Instructions for the task: All of the records listed below should be retyped exactly.

Raw data:
━━━━━━━━━━━━━━━━━━━━

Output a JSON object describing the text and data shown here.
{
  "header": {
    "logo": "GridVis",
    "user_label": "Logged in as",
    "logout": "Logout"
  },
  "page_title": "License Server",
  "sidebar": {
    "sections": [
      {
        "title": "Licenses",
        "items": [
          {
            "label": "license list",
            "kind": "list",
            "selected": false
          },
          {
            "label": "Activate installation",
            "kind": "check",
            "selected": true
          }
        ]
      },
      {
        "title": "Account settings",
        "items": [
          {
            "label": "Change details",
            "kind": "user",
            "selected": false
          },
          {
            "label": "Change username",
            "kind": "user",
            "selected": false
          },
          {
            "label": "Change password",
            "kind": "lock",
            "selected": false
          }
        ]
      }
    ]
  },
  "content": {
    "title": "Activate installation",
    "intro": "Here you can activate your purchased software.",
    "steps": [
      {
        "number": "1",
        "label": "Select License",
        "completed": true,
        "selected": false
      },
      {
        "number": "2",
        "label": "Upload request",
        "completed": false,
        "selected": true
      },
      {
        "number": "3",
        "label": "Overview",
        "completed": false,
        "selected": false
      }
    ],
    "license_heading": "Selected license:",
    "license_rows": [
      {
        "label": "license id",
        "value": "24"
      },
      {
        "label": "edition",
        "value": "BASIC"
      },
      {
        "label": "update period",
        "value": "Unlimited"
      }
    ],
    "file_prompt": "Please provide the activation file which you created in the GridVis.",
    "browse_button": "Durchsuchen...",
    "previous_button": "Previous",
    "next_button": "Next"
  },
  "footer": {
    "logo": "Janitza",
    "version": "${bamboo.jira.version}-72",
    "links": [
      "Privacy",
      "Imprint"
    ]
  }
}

━━━━━━━━━━━━━━━━━━━━

Result of this exercise:
Output a JSON object describing the text and data shown here.
{
  "header": {
    "logo": "GridVis",
    "user_label": "Logged in as",
    "logout": "Logout"
  },
  "page_title": "License Server",
  "sidebar": {
    "sections": [
      {
        "title": "Licenses",
        "items": [
          {
            "label": "license list",
            "kind": "list",
            "selected": false
          },
          {
            "label": "Activate installation",
            "kind": "check",
            "selected": true
          }
        ]
      },
      {
        "title": "Account settings",
        "items": [
          {
            "label": "Change details",
            "kind": "user",
            "selected": false
          },
          {
            "label": "Change username",
            "kind": "user",
            "selected": false
          },
          {
            "label": "Change password",
            "kind": "lock",
            "selected": false
          }
        ]
      }
    ]
  },
  "content": {
    "title": "Activate installation",
    "intro": "Here you can activate your purchased software.",
    "steps": [
      {
        "number": "1",
        "label": "Select License",
        "completed": true,
        "selected": false
      },
      {
        "number": "2",
        "label": "Upload request",
        "completed": false,
        "selected": true
      },
      {
        "number": "3",
        "label": "Overview",
        "completed": false,
        "selected": false
      }
    ],
    "license_heading": "Selected license:",
    "license_rows": [
      {
        "label": "license id",
        "value": "24"
      },
      {
        "label": "edition",
        "value": "BASIC"
      },
      {
        "label": "update period",
        "value": "Unlimited"
      }
    ],
    "file_prompt": "Please provide the activation file which you created in the GridVis.",
    "browse_button": "Durchsuchen...",
    "previous_button": "Previous",
    "next_button": "Next"
  },
  "footer": {
    "logo": "Janitza",
    "version": "${bamboo.jira.version}-72",
    "links": [
      "Privacy",
      "Imprint"
    ]
  }
}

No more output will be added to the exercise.